It's about the major extinction events of the past and their relevance to our
current situation. There is so much history of life on earth before humans
appeared, it's mind-boggling.

------
plahteenlahti
Really enjoyed Lost and Founder by Rand Fishkin
[https://www.goodreads.com/book/show/35957156](https://www.goodreads.com/book/show/35957156)

It’s an honest look at the life of a startup founder, but without all that
self-congratulatory stuff and bragging you often find in these books. I would
say it is a definite read for anyone thinking about joining the crazy world of
startups.

------
Luc
'Through Two Doors At Once' by Anil Ananthaswamy
[https://www.amazon.com/Through-Two-Doors-Once-
Experiment/dp/...](https://www.amazon.com/Through-Two-Doors-Once-
Experiment/dp/1101986093/)

——

Carry the book-recommendation thread forward from the point where it ends.

Dataset entries
——

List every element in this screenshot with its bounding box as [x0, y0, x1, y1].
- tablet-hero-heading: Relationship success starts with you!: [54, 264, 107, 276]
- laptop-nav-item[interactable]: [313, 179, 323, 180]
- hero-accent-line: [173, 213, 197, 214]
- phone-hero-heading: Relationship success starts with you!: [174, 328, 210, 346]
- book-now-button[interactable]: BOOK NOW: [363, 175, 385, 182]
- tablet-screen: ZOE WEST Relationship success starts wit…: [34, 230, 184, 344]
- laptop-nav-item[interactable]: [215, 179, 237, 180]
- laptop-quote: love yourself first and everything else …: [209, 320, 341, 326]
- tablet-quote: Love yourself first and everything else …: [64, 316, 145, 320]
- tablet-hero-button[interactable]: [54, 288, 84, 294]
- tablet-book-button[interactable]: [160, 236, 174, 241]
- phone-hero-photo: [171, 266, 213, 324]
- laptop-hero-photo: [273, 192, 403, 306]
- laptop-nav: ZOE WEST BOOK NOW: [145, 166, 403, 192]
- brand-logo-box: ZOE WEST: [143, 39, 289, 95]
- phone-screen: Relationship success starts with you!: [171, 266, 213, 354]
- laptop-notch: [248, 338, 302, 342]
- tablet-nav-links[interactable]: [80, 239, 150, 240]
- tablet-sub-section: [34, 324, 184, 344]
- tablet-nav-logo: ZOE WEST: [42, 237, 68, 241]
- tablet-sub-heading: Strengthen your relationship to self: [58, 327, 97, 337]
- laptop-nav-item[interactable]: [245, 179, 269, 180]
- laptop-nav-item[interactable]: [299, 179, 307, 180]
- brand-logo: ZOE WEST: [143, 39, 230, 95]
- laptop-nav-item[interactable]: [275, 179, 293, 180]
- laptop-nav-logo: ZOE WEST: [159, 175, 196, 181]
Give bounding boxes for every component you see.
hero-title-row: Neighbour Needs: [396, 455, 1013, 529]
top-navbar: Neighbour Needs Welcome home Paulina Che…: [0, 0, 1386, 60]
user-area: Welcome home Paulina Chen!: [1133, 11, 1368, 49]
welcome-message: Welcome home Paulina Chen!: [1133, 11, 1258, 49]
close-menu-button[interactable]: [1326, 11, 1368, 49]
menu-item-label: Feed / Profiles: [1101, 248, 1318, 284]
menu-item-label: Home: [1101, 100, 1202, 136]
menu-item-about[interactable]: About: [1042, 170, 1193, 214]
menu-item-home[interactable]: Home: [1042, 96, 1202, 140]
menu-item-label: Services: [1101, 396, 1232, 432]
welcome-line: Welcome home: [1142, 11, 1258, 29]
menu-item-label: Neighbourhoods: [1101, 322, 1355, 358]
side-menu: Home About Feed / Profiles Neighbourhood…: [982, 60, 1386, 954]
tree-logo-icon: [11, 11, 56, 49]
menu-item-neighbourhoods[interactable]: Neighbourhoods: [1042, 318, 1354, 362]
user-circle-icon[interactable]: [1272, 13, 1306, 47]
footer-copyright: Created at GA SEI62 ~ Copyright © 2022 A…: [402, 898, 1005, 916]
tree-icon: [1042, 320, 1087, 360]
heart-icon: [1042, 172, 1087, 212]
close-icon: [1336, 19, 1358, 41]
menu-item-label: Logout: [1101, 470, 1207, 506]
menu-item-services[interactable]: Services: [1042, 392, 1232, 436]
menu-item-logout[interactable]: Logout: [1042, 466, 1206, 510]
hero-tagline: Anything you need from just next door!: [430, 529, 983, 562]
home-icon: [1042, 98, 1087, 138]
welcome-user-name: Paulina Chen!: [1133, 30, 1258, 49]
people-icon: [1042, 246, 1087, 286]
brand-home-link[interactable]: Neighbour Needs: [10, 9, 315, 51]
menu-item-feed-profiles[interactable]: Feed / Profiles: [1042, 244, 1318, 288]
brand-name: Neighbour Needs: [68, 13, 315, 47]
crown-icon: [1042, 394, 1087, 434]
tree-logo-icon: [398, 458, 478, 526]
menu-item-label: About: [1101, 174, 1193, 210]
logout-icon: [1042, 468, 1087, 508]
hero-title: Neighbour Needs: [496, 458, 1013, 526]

——

■ **OUTPUT OF THE EXERCISE**:
'Beyond Weird' by Philip Ball [https://www.amazon.com/Beyond-Weird-Philip-
Ball/dp/184792458...](https://www.amazon.com/Beyond-Weird-Philip-
Ball/dp/1847924581/)

There's some overlap between these two books about the quantum world, of
course, but I think they're much better than any pop physics books about this
subject from a generation ago.

------
Lx1oG-AWb6h_ZG0
Obama’s yearly book list
([https://m.facebook.com/barackobama/posts/10156093753316749](https://m.facebook.com/barackobama/posts/10156093753316749))
usually has good gems, as does Bill Gates’ one
([https://www.gatesnotes.com/About-Bill-Gates/Best-
Books-2018](https://www.gatesnotes.com/About-Bill-Gates/Best-Books-2018))

The book that made the most impact on me is Tara Westwood’s Educated: it is
insane how different people’s worldview is.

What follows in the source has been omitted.